Task instructions: Find the word "وذلك" in the material below and gather every line that contains it.

Data extract:
______
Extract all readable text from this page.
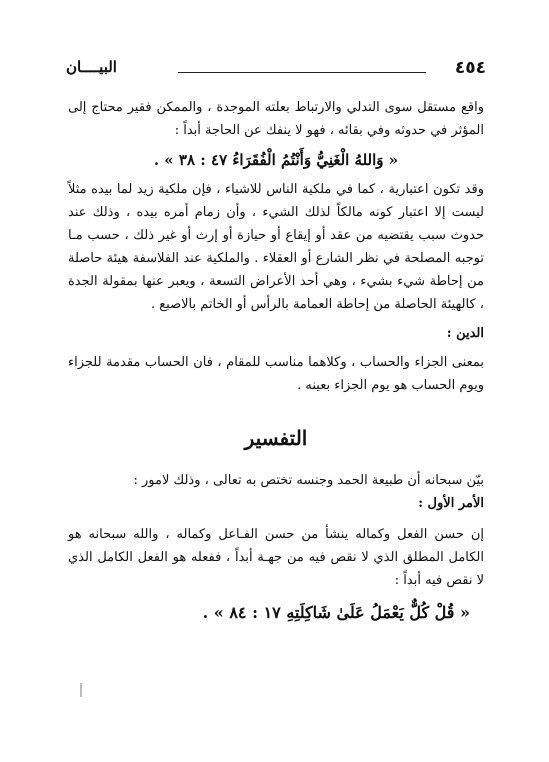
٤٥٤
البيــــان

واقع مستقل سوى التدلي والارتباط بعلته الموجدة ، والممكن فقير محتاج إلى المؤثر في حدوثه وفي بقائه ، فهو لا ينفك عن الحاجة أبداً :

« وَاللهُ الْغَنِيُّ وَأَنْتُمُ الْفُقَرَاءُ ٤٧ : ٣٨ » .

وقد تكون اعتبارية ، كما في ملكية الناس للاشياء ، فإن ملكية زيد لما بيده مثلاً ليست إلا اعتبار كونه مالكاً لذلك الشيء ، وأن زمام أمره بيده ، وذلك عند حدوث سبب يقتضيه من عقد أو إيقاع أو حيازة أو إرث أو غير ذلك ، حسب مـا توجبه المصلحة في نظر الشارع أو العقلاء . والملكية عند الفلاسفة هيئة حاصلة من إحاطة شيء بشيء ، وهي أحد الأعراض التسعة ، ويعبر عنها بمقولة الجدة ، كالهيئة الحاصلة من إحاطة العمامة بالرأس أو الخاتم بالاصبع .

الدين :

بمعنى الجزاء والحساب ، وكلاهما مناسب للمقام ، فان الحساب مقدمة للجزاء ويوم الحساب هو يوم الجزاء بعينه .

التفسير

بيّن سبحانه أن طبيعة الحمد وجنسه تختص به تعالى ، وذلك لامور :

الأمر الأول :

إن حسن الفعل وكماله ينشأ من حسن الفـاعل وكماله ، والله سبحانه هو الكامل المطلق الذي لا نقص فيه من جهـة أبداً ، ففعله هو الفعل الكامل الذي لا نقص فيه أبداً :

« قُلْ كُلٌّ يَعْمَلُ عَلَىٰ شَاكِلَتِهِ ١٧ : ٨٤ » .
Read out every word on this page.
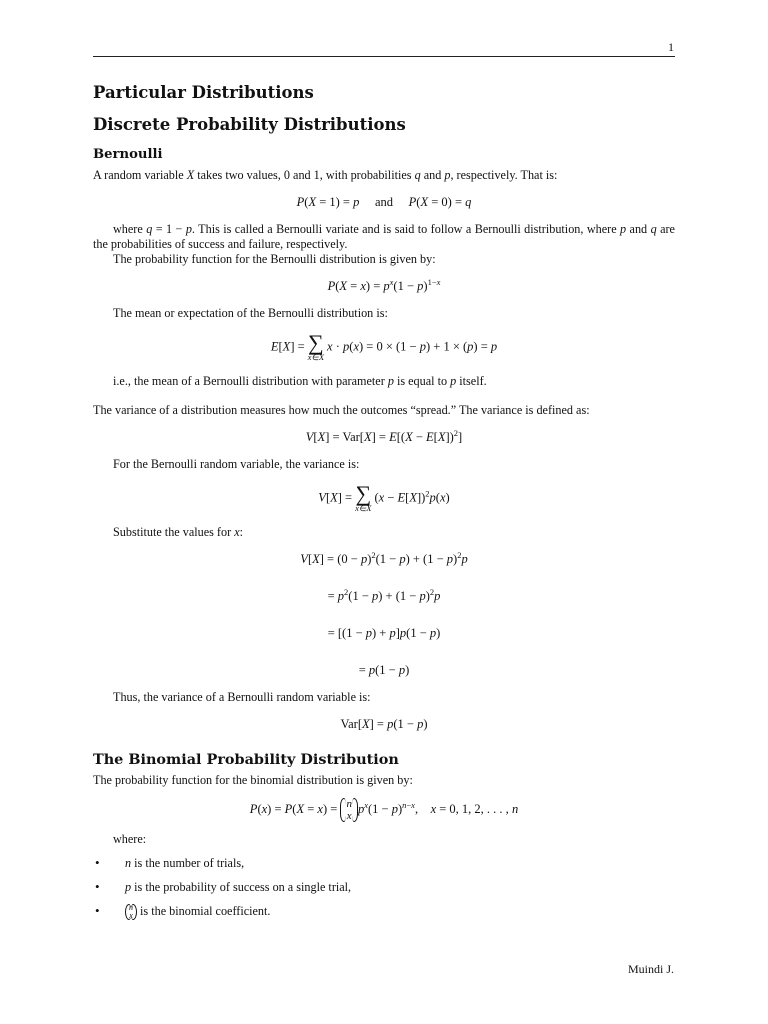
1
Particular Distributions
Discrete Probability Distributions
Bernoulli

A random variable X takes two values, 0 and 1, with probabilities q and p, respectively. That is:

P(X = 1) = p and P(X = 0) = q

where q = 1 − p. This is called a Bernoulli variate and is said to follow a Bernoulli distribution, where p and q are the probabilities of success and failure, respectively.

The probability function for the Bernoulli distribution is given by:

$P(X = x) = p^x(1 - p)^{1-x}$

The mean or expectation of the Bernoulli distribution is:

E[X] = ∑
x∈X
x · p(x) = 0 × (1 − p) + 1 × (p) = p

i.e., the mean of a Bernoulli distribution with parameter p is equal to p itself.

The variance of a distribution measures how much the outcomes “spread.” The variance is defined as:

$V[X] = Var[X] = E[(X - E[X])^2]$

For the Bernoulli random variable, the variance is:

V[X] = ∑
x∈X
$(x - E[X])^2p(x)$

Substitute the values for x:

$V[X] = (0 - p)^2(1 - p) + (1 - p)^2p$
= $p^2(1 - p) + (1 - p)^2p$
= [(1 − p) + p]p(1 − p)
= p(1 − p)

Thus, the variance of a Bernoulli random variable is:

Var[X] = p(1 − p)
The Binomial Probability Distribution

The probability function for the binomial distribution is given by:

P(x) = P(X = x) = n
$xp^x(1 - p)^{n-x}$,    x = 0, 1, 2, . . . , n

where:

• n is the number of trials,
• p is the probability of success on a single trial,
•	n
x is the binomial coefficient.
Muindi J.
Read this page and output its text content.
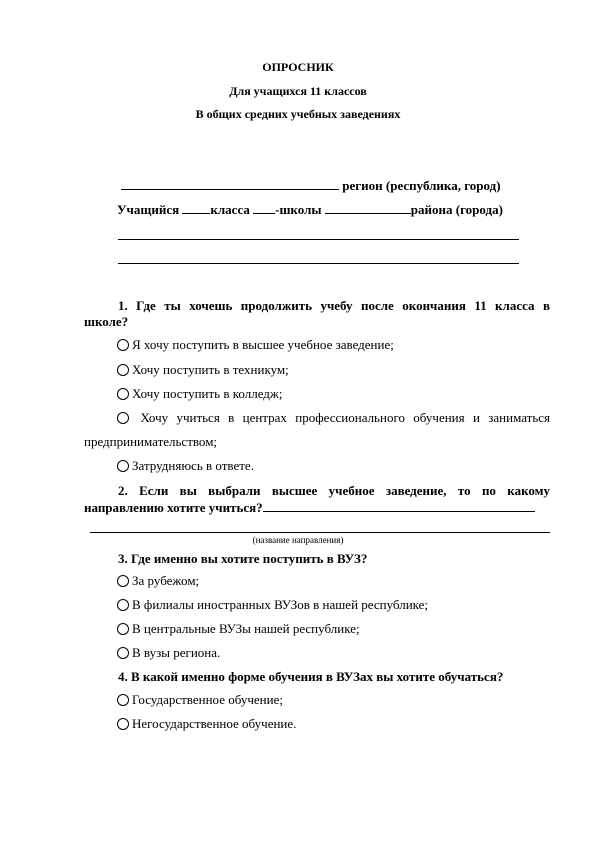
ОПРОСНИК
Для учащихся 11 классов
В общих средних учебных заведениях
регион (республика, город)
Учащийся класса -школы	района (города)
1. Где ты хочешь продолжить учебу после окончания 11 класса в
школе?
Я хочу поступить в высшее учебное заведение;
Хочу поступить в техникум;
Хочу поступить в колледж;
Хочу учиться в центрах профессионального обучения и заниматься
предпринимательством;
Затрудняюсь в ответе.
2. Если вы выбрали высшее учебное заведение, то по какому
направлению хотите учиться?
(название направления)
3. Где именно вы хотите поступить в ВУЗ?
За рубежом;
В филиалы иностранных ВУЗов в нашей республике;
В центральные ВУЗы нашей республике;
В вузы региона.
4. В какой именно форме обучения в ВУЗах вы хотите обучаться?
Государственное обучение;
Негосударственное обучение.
______
Answer for the task:
وقد تكون اعتبارية ، كما في ملكية الناس للاشياء ، فإن ملكية زيد لما بيده مثلاً ليست إلا اعتبار كونه مالكاً لذلك الشيء ، وأن زمام أمره بيده ، وذلك عند حدوث سبب يقتضيه من عقد أو إيقاع أو حيازة أو إرث أو غير ذلك ، حسب مـا توجبه المصلحة في نظر الشارع أو العقلاء . والملكية عند الفلاسفة هيئة حاصلة من إحاطة شيء بشيء ، وهي أحد الأعراض التسعة ، ويعبر عنها بمقولة الجدة ، كالهيئة الحاصلة من إحاطة العمامة بالرأس أو الخاتم بالاصبع .
بيّن سبحانه أن طبيعة الحمد وجنسه تختص به تعالى ، وذلك لامور :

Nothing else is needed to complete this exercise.